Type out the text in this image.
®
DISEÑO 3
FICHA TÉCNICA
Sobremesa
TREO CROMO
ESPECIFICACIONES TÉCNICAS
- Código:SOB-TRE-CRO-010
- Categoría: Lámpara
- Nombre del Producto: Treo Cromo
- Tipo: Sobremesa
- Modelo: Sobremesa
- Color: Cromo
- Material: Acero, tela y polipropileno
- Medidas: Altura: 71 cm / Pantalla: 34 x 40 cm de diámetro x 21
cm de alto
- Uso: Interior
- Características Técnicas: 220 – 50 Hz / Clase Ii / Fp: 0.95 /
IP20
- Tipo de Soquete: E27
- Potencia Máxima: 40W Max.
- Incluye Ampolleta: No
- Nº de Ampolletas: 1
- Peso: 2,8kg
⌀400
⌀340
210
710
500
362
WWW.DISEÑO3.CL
****
◆ EXERCISE DETAILS
In the data above, tally the lines holding "Sobremesa" and answer with the figure only.

◆ COMPLETE ANSWER
3